[Goal] Copy out all lines in the data below containing the string "监督员工站位的质量".

[Information given]

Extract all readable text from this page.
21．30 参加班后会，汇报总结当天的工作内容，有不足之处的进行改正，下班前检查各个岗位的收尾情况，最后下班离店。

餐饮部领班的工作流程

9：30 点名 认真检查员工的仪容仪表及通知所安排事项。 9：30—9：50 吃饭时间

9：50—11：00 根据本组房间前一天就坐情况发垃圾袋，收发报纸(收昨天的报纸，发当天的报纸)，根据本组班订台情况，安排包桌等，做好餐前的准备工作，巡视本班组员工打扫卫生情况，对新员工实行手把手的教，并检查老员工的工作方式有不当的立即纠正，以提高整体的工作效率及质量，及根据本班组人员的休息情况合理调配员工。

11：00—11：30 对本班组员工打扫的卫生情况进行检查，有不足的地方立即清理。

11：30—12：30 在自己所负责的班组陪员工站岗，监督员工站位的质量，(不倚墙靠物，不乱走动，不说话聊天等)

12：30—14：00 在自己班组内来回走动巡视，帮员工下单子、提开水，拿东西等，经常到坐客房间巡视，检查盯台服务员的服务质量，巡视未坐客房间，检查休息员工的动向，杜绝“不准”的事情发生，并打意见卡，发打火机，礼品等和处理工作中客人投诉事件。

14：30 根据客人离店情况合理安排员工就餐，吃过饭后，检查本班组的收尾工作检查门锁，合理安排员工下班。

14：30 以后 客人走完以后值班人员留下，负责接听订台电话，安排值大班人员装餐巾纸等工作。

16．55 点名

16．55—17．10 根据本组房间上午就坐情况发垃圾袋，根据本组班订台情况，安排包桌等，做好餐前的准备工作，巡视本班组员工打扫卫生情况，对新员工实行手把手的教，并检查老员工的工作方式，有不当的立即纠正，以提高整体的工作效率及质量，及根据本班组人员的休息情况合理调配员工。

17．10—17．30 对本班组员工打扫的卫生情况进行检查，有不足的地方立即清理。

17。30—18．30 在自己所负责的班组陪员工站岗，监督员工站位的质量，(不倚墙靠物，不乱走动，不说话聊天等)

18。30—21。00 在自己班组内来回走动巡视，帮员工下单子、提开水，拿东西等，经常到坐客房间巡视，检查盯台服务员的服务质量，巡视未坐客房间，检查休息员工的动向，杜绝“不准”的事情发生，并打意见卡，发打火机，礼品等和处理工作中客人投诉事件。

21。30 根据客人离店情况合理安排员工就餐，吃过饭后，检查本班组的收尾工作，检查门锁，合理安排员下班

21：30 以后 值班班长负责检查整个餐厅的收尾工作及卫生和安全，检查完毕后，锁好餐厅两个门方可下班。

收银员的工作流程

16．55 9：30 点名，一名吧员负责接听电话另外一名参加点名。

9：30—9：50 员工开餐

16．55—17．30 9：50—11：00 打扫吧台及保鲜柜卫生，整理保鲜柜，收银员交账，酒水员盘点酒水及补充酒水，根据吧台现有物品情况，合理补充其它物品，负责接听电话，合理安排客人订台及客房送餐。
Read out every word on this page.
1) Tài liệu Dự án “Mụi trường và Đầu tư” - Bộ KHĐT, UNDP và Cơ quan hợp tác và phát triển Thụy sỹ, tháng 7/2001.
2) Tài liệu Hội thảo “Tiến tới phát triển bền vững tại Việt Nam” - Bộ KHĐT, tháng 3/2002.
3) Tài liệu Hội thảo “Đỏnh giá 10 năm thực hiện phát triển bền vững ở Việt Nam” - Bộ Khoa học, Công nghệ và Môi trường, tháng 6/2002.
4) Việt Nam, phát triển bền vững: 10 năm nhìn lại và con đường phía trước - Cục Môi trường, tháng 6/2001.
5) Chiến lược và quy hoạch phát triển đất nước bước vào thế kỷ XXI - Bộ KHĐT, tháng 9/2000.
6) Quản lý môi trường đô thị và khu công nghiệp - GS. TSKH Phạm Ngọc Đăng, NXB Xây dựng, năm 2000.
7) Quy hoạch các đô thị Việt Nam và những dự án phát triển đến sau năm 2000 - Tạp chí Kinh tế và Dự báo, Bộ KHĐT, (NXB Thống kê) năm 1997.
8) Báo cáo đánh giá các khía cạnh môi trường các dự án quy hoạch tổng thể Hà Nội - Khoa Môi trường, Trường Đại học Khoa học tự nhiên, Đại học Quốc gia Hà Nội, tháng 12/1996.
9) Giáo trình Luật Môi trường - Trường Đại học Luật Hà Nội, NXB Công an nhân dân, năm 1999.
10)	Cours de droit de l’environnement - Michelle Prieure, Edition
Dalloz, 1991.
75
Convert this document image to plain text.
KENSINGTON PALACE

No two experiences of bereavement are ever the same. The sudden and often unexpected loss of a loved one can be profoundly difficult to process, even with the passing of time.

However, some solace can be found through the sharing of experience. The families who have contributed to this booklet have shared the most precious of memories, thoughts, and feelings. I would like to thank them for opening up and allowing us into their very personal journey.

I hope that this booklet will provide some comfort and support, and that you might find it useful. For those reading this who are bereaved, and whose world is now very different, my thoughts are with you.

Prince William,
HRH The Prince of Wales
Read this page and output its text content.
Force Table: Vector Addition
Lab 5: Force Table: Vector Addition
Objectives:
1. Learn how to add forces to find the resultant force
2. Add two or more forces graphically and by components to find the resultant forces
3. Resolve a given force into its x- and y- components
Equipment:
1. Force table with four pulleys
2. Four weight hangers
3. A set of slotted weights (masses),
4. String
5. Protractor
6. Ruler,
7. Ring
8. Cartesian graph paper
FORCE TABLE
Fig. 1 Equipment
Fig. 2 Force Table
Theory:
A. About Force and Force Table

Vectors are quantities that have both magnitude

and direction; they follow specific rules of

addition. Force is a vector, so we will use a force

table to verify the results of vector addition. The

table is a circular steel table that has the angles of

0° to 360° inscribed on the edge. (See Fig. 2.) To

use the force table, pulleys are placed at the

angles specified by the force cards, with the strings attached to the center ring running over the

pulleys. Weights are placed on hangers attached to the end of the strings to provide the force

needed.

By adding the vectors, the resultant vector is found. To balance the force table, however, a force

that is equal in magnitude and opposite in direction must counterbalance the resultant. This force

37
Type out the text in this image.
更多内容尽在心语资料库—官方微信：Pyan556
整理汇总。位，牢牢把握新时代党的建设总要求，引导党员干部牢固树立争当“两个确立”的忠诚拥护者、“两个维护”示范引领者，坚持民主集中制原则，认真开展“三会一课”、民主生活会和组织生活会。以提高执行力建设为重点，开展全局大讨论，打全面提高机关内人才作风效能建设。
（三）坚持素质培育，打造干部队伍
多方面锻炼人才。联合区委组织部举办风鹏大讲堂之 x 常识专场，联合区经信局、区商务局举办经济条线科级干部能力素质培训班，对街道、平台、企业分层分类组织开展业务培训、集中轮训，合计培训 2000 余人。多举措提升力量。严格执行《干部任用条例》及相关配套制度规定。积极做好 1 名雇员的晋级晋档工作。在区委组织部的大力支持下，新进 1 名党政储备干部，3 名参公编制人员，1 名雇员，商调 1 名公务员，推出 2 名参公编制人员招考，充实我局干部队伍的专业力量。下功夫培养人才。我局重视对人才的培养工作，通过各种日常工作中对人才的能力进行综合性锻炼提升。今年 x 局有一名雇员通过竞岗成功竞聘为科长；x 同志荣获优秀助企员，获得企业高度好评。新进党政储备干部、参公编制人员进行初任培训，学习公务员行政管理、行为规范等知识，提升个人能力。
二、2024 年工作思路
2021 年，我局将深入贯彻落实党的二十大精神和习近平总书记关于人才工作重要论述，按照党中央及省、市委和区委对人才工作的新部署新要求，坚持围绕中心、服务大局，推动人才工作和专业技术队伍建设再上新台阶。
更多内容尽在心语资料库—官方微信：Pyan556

[Response below]
11：30—12：30 在自己所负责的班组陪员工站岗，监督员工站位的质量，(不倚墙靠物，不乱走动，不说话聊天等)
17。30—18．30 在自己所负责的班组陪员工站岗，监督员工站位的质量，(不倚墙靠物，不乱走动，不说话聊天等)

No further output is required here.